• [Records to use]
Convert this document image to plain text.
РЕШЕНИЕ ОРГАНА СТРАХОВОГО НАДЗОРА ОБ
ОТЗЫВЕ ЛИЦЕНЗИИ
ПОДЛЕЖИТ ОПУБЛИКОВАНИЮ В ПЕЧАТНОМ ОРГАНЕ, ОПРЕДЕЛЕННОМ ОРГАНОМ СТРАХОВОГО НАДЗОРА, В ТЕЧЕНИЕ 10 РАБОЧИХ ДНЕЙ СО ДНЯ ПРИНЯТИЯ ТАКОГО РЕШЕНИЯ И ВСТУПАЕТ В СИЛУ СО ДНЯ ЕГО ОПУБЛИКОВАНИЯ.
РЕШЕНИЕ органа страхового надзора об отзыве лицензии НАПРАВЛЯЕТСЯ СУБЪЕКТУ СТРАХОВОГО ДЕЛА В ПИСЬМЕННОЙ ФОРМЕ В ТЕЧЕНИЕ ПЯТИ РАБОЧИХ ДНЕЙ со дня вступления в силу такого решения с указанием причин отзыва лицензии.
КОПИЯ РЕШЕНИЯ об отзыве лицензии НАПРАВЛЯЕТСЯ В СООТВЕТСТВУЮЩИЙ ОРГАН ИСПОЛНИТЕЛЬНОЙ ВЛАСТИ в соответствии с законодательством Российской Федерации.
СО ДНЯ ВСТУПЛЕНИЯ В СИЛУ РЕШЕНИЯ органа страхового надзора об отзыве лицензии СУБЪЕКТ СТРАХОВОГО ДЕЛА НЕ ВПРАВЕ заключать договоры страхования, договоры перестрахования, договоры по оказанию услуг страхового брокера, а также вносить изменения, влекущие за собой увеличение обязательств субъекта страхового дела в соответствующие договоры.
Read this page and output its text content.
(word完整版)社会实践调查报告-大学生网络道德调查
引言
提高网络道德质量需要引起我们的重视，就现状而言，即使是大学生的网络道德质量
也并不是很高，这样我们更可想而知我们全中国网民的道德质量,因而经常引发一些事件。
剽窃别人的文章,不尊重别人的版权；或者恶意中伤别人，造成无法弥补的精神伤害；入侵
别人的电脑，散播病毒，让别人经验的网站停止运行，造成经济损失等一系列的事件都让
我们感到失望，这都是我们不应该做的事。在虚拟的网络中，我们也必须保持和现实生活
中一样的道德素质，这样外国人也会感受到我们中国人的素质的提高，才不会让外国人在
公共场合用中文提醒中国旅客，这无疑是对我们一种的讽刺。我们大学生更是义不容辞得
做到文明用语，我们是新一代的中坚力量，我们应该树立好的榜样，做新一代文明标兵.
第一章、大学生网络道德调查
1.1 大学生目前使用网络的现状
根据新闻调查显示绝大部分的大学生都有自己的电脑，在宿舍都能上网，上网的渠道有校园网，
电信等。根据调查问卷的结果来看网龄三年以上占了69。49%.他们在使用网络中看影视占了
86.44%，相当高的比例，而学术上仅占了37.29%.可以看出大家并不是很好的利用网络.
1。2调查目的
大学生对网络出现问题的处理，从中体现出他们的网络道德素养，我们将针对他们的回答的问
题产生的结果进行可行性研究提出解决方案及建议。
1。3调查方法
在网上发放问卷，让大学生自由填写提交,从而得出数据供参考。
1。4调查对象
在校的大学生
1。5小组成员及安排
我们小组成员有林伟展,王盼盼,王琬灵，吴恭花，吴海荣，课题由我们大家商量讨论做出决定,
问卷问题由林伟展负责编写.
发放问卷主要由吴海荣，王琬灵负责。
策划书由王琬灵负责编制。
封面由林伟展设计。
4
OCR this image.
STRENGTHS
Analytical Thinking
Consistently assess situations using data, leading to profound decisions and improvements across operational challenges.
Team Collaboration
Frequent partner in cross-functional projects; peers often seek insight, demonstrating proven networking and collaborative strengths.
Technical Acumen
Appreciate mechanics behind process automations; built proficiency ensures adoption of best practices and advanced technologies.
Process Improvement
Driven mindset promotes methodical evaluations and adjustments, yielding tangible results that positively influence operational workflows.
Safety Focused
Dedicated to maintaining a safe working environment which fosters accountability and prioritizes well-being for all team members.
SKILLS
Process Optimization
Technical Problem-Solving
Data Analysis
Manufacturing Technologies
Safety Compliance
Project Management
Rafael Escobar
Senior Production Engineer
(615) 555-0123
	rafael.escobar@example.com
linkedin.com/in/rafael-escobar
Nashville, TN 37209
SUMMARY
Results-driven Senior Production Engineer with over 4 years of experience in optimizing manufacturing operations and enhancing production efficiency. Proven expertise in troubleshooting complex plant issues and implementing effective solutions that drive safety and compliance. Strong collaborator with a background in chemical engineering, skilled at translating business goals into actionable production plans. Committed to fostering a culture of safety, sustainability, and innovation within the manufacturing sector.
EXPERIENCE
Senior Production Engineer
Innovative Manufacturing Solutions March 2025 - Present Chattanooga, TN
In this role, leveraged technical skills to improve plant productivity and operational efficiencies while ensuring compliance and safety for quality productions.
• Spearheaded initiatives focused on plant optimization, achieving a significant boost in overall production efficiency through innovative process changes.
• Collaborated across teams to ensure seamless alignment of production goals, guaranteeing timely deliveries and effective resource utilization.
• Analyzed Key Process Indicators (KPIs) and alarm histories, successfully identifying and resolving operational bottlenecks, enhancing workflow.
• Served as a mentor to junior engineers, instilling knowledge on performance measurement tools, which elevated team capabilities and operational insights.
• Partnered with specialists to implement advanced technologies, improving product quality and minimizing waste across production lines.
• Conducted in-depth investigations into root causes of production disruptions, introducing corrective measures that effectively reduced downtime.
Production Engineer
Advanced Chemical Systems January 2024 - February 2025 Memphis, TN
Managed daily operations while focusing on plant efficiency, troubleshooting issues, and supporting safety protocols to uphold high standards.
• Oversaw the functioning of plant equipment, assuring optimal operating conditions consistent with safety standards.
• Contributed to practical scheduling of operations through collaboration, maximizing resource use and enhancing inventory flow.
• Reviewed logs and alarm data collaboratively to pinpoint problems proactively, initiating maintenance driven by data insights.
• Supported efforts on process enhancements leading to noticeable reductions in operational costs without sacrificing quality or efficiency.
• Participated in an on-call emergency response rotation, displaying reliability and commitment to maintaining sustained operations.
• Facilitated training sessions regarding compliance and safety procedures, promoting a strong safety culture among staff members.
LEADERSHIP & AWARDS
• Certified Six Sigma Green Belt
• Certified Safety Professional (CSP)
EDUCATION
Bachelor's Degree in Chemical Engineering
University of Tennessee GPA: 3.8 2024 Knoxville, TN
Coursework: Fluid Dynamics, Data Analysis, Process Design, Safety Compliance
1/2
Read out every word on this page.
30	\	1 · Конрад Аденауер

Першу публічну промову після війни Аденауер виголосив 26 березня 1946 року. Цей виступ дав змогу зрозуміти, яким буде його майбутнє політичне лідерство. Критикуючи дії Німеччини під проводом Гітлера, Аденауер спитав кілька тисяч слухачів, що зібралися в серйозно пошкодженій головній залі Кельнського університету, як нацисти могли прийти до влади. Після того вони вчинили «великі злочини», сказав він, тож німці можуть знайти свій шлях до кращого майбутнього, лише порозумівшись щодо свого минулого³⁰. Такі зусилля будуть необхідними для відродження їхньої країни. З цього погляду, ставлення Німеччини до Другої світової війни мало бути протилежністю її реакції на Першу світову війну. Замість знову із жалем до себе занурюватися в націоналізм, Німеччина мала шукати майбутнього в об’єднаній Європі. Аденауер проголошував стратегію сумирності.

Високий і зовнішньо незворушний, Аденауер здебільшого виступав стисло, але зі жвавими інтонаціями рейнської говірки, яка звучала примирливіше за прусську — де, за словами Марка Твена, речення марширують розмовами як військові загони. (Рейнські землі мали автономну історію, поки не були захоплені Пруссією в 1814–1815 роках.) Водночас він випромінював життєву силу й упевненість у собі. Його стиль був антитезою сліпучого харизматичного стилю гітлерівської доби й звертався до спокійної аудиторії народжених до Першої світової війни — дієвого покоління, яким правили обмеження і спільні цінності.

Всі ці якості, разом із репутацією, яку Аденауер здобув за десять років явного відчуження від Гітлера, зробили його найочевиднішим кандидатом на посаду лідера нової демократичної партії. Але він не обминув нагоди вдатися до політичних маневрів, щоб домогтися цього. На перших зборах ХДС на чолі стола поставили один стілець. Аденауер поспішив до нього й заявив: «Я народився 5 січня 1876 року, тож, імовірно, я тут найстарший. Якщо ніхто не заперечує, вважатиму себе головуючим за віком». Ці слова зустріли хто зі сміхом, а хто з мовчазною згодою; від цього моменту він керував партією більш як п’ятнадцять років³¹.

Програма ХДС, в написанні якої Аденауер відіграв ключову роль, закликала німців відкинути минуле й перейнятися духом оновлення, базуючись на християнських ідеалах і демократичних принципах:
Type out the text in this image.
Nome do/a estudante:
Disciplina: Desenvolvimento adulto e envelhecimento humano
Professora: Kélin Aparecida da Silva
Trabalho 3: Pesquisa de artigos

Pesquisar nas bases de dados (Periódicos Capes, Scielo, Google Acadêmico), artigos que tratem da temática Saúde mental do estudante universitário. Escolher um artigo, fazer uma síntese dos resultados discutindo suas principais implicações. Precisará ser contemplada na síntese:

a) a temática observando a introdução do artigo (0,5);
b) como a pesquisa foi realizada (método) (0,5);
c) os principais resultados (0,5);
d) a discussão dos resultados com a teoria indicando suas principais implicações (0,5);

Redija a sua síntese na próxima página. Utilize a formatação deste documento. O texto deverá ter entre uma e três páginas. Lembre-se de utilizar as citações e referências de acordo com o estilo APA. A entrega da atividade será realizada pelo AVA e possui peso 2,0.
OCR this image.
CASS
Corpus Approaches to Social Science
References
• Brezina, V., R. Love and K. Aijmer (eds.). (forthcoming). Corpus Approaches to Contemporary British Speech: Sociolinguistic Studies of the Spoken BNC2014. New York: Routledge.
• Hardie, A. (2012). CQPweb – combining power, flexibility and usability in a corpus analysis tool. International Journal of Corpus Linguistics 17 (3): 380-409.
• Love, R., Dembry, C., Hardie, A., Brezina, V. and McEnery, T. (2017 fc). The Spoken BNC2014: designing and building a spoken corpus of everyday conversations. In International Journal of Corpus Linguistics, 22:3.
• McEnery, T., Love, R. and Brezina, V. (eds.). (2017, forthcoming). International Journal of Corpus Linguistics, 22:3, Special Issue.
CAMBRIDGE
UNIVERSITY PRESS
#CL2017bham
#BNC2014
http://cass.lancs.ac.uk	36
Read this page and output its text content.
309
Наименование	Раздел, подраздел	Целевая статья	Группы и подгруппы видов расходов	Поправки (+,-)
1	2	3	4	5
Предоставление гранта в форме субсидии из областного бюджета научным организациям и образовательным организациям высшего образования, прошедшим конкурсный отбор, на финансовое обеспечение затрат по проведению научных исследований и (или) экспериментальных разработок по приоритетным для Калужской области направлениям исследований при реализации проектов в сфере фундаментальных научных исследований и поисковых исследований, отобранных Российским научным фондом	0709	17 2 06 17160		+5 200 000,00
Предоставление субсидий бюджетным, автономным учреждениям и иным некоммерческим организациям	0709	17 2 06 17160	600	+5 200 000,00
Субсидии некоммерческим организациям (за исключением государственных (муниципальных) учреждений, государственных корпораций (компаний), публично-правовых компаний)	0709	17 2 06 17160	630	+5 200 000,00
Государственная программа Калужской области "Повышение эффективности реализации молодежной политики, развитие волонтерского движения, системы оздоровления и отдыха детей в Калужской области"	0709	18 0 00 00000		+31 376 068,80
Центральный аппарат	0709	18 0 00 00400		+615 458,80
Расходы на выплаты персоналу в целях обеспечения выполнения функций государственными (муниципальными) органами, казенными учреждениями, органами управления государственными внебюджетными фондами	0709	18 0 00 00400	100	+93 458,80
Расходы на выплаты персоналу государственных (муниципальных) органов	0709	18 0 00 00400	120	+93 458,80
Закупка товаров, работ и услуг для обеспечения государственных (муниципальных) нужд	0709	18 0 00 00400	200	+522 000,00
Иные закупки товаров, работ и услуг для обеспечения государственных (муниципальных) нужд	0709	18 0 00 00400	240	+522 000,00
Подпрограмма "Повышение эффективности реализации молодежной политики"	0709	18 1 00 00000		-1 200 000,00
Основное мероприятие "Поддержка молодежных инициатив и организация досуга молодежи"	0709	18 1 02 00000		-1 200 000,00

• [Your task] Isolate the lines above that contain the word "государственных" and copy them.

• [Task solution]
Субсидии некоммерческим организациям (за исключением государственных (муниципальных) учреждений, государственных корпораций (компаний), публично-правовых компаний)	0709	17 2 06 17160	630	+5 200 000,00
Расходы на выплаты персоналу государственных (муниципальных) органов	0709	18 0 00 00400	120	+93 458,80
Закупка товаров, работ и услуг для обеспечения государственных (муниципальных) нужд	0709	18 0 00 00400	200	+522 000,00
Иные закупки товаров, работ и услуг для обеспечения государственных (муниципальных) нужд	0709	18 0 00 00400	240	+522 000,00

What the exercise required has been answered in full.